Start Information given

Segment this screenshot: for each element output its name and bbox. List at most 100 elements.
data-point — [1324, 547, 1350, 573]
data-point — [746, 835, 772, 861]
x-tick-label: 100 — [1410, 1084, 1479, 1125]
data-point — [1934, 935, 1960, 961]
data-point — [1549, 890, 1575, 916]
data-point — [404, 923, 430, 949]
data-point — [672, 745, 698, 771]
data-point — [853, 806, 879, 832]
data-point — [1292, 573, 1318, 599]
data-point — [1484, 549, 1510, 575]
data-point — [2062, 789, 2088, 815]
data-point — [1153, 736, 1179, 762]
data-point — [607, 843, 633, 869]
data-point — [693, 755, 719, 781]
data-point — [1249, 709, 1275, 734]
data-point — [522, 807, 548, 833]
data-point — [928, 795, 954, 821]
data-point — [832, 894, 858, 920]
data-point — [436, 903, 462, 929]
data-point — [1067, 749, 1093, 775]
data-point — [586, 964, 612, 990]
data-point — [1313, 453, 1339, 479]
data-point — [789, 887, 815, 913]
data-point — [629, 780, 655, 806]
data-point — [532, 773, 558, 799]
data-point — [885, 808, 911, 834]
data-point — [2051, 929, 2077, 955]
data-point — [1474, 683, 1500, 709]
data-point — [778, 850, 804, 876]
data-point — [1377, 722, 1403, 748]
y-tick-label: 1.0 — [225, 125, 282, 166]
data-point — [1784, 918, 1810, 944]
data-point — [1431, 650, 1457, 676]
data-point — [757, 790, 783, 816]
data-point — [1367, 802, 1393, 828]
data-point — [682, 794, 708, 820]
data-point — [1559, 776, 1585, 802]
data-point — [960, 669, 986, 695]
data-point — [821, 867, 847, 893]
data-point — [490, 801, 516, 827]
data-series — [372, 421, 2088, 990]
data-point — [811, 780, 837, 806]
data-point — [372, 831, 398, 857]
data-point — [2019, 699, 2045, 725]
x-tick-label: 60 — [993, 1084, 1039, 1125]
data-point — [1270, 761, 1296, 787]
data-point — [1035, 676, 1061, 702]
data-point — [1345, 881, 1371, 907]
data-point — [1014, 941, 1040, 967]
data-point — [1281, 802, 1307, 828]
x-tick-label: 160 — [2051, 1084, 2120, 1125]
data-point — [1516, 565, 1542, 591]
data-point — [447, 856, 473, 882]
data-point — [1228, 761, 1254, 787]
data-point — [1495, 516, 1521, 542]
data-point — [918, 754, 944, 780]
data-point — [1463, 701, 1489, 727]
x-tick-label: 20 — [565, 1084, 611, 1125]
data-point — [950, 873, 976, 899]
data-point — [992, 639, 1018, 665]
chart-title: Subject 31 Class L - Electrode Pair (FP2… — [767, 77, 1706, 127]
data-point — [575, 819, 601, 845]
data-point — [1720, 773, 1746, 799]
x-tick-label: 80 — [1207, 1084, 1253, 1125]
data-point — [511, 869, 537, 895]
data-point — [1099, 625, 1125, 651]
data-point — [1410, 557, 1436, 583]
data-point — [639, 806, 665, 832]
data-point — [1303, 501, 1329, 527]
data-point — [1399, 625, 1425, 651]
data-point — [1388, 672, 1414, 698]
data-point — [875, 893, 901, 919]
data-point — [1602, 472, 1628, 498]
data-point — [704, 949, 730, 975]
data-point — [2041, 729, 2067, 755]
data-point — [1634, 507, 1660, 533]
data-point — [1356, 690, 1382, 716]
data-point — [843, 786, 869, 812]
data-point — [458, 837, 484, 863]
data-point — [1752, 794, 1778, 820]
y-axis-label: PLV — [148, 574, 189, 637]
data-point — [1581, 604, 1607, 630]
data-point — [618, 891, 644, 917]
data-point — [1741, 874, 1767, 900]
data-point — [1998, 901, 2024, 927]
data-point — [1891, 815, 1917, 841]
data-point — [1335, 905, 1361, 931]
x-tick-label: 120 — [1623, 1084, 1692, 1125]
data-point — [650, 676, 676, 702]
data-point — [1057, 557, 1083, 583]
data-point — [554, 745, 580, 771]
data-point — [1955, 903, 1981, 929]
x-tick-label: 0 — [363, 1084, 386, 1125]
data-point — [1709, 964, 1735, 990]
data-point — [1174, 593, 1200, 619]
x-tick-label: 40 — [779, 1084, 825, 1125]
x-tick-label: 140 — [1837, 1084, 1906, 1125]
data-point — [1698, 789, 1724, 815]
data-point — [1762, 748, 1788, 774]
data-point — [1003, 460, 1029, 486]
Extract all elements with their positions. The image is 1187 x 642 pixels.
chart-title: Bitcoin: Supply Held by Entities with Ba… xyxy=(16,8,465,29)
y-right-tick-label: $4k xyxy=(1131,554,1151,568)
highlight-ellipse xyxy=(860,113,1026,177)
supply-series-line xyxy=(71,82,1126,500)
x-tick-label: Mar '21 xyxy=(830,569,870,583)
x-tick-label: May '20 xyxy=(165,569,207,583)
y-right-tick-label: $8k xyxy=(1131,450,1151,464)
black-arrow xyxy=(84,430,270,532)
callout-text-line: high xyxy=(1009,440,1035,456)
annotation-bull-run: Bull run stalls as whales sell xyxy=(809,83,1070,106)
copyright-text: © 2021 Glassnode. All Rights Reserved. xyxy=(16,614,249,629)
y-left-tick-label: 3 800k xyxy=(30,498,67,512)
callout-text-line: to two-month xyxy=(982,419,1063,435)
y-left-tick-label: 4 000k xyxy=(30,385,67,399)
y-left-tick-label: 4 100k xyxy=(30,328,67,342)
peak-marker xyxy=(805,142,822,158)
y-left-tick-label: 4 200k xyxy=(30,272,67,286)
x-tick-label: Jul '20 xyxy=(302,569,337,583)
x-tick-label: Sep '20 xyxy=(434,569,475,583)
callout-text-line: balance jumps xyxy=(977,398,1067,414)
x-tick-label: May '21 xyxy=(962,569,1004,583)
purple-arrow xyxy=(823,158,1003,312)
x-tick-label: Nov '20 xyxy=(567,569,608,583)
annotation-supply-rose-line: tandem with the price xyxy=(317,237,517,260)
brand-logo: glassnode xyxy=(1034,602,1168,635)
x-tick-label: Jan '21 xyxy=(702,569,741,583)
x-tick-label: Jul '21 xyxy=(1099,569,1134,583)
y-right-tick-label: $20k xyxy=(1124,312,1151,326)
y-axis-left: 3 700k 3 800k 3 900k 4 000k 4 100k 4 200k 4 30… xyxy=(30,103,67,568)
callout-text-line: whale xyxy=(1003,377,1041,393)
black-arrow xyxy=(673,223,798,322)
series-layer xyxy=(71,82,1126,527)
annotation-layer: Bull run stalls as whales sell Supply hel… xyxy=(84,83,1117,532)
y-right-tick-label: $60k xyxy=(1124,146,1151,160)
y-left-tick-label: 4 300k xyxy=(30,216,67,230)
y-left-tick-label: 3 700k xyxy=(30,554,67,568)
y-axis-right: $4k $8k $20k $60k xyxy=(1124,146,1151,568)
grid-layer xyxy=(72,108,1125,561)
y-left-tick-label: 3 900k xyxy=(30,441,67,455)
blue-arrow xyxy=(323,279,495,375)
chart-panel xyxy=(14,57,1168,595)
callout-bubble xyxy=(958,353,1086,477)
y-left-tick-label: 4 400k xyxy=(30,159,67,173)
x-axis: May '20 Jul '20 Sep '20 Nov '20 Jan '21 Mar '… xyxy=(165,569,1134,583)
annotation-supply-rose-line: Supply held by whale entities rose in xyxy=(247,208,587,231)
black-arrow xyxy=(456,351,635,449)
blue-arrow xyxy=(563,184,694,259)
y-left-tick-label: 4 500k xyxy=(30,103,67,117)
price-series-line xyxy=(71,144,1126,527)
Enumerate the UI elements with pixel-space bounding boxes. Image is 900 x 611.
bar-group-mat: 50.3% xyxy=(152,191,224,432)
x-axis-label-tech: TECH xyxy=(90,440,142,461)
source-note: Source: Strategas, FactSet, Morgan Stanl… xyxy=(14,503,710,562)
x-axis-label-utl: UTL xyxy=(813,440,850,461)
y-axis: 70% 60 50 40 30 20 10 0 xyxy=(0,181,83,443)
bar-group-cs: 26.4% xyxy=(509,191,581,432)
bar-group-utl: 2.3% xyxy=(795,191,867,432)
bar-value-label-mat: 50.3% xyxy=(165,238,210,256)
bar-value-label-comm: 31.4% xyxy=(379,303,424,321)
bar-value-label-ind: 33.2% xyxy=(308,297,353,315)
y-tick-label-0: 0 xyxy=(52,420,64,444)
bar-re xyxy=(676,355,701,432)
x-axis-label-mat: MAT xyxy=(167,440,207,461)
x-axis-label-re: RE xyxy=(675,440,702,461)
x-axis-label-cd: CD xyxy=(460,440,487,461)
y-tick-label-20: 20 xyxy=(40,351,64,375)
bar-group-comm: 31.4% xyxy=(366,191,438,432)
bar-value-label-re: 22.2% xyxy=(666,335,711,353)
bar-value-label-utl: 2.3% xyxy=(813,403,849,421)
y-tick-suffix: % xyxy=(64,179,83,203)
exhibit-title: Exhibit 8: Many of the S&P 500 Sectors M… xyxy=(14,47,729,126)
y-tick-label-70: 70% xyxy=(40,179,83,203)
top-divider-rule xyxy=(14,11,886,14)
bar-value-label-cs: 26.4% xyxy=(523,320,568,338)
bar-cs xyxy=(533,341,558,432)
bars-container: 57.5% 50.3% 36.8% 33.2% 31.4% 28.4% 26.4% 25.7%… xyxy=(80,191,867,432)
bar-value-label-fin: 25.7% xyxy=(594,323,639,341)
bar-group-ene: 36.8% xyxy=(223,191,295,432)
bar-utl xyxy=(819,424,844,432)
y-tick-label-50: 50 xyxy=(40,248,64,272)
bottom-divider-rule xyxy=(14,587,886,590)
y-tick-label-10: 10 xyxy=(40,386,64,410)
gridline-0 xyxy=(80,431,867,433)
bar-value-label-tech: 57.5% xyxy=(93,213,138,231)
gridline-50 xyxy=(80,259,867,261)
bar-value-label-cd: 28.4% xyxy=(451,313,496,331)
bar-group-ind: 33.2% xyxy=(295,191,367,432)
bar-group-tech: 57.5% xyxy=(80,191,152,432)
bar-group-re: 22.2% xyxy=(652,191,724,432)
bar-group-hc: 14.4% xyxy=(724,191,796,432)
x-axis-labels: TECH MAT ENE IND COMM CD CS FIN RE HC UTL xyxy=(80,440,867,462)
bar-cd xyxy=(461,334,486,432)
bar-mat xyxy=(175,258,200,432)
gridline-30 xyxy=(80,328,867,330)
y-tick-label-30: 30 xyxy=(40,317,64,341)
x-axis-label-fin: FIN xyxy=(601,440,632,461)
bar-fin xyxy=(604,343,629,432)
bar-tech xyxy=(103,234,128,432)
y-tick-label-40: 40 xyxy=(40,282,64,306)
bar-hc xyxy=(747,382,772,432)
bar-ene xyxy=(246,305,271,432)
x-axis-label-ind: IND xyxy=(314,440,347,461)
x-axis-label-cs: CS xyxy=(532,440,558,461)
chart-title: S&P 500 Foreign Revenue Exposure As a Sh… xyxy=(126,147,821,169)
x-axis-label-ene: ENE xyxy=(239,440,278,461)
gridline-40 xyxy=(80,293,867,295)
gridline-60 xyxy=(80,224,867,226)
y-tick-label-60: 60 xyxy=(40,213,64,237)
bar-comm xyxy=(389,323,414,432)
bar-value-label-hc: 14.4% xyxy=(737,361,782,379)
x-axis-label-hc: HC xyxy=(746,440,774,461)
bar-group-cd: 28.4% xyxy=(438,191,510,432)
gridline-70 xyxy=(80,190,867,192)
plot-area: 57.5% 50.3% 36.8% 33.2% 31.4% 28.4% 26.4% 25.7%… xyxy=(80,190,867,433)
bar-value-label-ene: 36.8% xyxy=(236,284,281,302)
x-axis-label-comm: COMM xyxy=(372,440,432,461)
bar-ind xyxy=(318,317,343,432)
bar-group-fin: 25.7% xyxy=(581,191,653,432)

End Information given

**Exercise goal:** Starting at the beginning of the records and ending at the line with "data-point — [1484, 549, 1510, 575]", write those lines out again, changing "data-point" to "marker" and keeping everything else the same.

**The reply:**
Segment this screenshot: for each element output its name and bbox. List at most 100 elements.
marker — [1324, 547, 1350, 573]
marker — [746, 835, 772, 861]
x-tick-label: 100 — [1410, 1084, 1479, 1125]
marker — [1934, 935, 1960, 961]
marker — [1549, 890, 1575, 916]
marker — [404, 923, 430, 949]
marker — [672, 745, 698, 771]
marker — [853, 806, 879, 832]
marker — [1292, 573, 1318, 599]
marker — [1484, 549, 1510, 575]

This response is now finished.